EXERCISE DIRECTIONS: Copy out each line containing "open" from the entries below.

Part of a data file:
- - - -

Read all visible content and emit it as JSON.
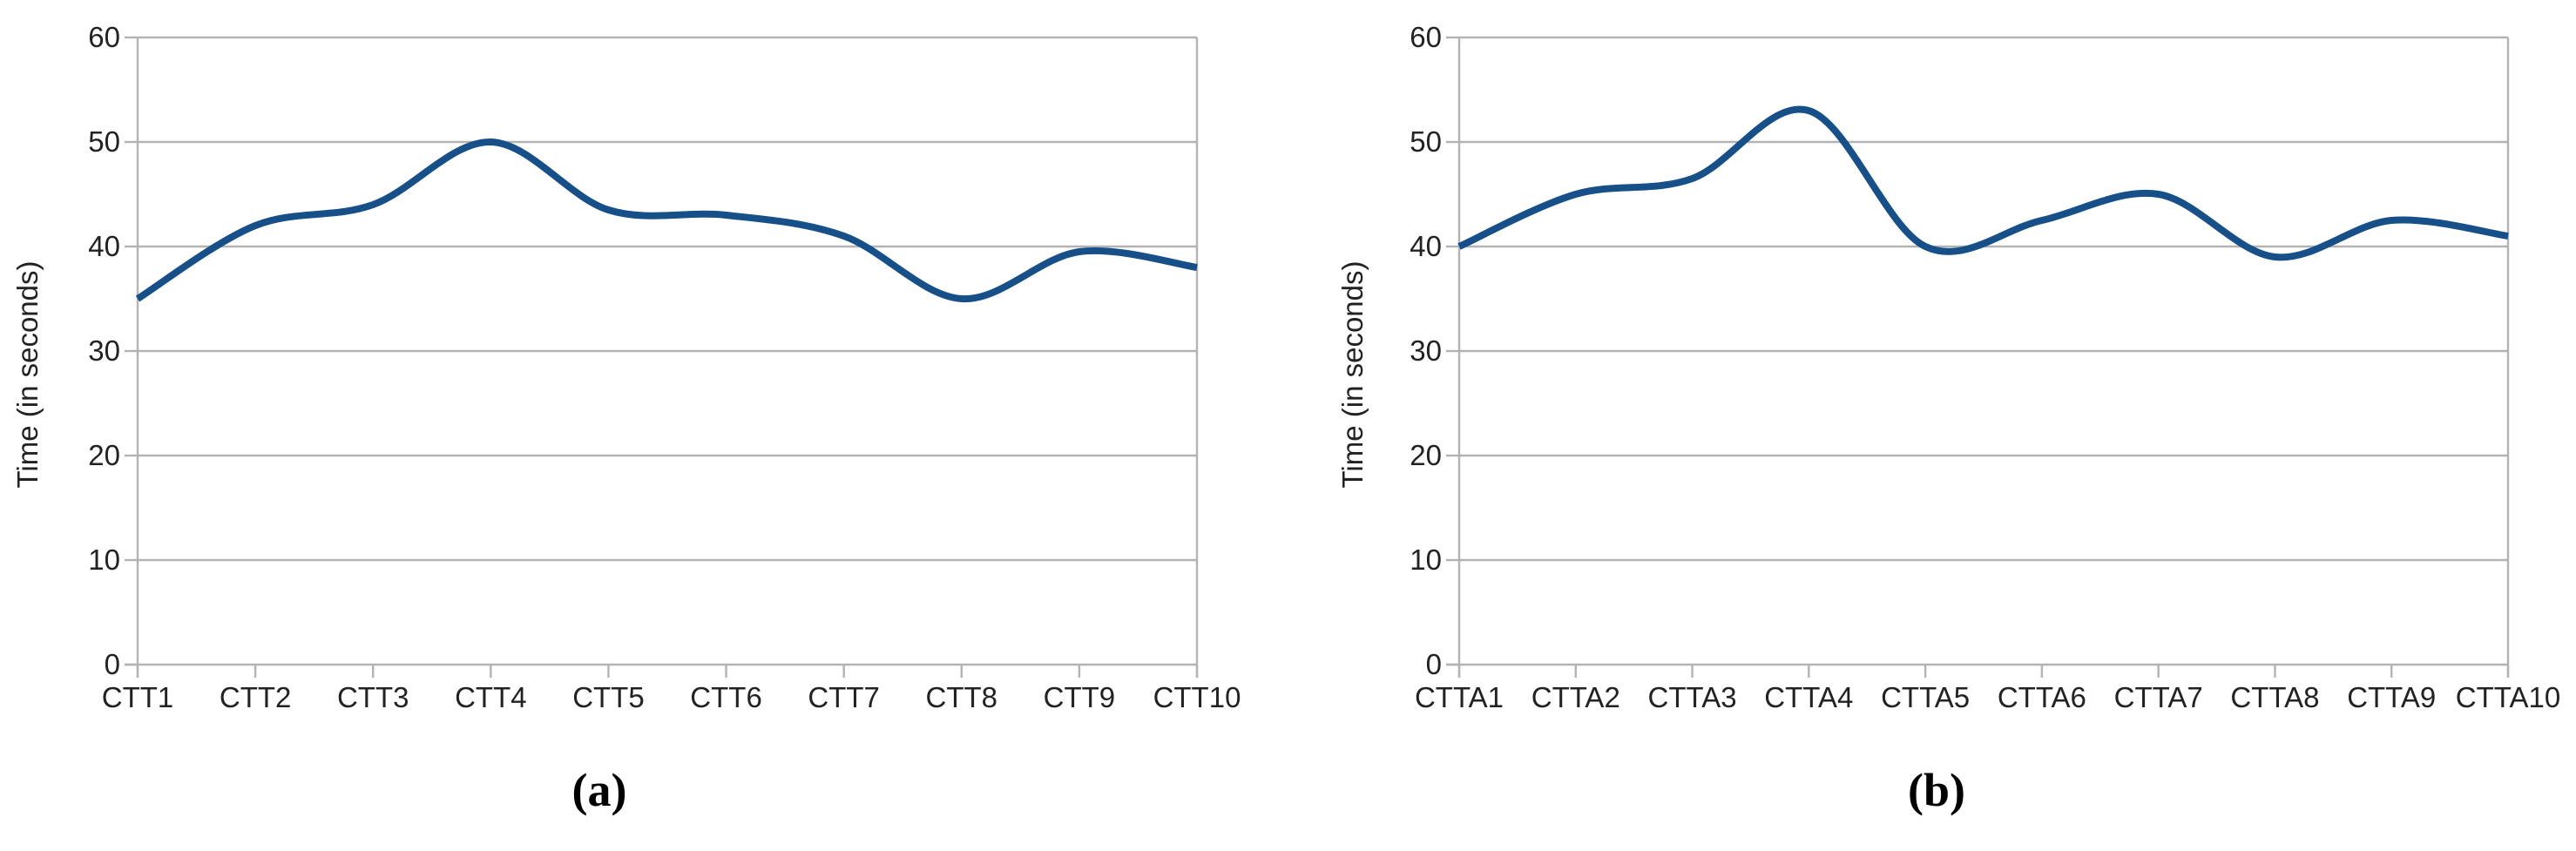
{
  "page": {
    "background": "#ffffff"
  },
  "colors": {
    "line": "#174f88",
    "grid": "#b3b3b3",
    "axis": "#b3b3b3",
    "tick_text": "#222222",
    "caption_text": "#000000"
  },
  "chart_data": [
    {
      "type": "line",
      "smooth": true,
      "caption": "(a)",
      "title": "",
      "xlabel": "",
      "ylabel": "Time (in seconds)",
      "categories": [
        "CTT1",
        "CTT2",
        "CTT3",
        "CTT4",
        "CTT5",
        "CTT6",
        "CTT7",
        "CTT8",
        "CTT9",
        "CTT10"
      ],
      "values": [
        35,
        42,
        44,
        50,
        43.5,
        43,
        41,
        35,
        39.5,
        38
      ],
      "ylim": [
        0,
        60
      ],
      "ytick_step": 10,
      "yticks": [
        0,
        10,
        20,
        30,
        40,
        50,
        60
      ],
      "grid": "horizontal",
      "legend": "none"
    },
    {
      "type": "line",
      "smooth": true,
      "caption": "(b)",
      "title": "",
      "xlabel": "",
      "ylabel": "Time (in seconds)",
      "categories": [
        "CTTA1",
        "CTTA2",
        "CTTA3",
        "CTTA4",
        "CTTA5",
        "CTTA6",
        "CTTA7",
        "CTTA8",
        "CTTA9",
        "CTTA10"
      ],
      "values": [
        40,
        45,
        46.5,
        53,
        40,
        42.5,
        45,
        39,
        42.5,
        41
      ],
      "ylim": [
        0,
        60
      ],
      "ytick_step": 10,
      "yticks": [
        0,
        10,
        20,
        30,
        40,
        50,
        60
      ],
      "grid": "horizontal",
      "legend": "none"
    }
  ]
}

- - - -

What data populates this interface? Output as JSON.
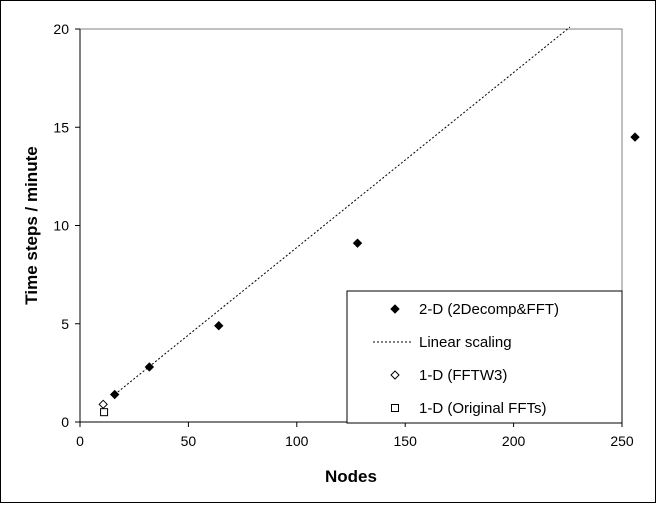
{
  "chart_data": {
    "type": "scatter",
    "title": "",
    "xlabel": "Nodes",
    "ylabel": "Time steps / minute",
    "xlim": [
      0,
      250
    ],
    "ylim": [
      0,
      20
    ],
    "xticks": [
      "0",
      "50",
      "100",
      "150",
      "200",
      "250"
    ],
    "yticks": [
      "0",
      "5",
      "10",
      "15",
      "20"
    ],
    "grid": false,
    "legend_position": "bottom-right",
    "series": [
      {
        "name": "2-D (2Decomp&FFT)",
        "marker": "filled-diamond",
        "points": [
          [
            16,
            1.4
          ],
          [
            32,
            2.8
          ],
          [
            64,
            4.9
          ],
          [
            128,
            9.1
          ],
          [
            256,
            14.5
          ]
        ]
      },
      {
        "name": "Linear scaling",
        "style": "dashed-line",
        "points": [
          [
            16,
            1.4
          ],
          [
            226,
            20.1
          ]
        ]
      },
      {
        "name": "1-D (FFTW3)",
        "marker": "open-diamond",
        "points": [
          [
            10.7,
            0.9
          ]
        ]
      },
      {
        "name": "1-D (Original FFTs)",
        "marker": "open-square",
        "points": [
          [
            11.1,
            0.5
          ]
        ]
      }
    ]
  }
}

- - - -

THE ANSWER:
        "marker": "open-diamond",
        "marker": "open-square",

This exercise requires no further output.